### What you should do
In the records below, find each line with the word "сутки" and copy it.

### Data for processing
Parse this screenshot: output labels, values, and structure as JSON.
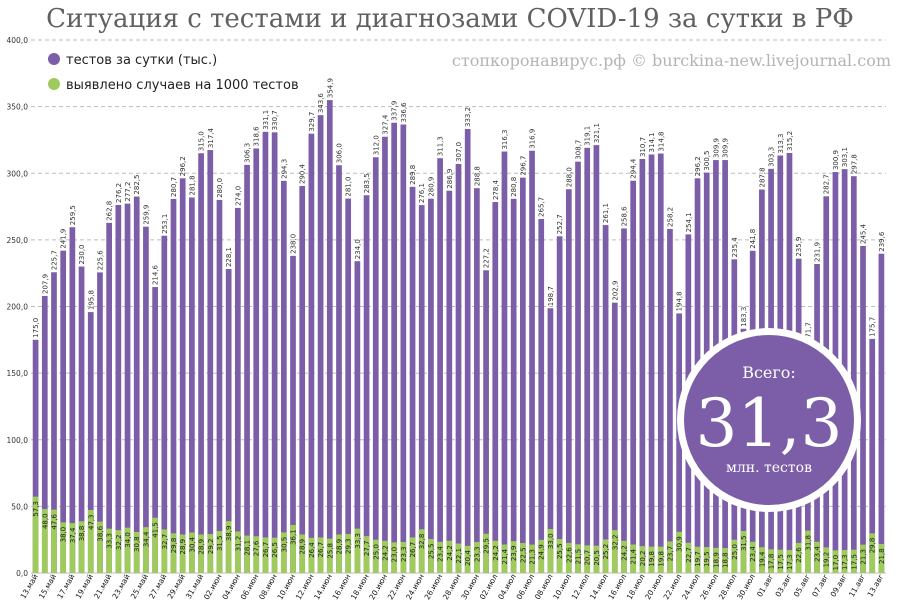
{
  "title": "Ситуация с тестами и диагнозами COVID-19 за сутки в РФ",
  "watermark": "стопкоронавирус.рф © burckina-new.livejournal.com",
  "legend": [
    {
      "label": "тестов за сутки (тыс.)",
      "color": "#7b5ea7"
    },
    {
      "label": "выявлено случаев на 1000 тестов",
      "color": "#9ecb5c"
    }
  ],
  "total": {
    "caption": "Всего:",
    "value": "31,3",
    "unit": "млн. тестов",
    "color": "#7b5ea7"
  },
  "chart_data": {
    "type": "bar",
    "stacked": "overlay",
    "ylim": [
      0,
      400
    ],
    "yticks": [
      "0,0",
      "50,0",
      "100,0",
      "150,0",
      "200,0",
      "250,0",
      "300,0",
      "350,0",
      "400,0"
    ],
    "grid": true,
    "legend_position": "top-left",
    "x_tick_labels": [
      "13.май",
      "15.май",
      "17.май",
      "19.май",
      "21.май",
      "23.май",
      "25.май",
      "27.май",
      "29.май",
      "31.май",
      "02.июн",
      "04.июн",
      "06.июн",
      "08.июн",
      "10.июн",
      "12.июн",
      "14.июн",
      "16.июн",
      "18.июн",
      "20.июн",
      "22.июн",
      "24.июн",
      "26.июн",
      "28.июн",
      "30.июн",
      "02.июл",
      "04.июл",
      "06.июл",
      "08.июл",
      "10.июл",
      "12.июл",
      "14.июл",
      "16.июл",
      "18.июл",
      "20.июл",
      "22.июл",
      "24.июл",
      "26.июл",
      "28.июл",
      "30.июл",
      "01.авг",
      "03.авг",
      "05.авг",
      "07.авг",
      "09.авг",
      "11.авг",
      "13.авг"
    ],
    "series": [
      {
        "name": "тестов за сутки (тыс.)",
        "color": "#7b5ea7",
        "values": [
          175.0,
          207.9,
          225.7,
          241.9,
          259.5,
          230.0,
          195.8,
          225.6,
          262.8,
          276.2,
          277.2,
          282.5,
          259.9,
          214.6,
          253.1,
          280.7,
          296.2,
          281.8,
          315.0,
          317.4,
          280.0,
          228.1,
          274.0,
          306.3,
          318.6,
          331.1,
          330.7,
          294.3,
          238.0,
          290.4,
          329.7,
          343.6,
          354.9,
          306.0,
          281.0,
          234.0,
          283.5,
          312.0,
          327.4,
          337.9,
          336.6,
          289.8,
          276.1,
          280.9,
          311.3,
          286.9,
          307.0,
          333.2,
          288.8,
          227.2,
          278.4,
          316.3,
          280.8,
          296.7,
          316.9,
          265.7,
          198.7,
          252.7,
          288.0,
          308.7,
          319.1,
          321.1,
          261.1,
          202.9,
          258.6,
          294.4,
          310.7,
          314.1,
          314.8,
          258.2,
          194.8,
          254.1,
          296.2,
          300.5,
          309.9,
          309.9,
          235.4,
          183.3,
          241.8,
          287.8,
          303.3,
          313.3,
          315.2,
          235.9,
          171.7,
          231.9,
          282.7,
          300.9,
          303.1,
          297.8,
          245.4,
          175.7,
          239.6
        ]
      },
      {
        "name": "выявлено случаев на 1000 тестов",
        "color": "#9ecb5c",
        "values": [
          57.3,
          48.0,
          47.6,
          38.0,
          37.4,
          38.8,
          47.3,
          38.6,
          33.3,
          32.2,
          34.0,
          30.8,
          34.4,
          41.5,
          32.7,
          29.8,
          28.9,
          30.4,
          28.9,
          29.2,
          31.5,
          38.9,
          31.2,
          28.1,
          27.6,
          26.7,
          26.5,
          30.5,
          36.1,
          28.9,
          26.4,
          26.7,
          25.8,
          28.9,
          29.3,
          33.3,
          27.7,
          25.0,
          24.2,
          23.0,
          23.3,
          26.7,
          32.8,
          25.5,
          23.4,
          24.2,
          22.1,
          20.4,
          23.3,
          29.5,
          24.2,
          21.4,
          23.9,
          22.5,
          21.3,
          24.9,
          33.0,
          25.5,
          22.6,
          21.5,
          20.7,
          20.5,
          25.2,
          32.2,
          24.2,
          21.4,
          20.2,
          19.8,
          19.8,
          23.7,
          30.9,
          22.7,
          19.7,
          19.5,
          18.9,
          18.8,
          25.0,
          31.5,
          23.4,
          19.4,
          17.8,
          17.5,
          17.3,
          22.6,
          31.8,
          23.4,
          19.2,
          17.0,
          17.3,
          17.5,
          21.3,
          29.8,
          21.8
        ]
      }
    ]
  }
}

### In response
  "title": "Ситуация с тестами и диагнозами COVID-19 за сутки в РФ",
      "label": "тестов за сутки (тыс.)",
        "name": "тестов за сутки (тыс.)",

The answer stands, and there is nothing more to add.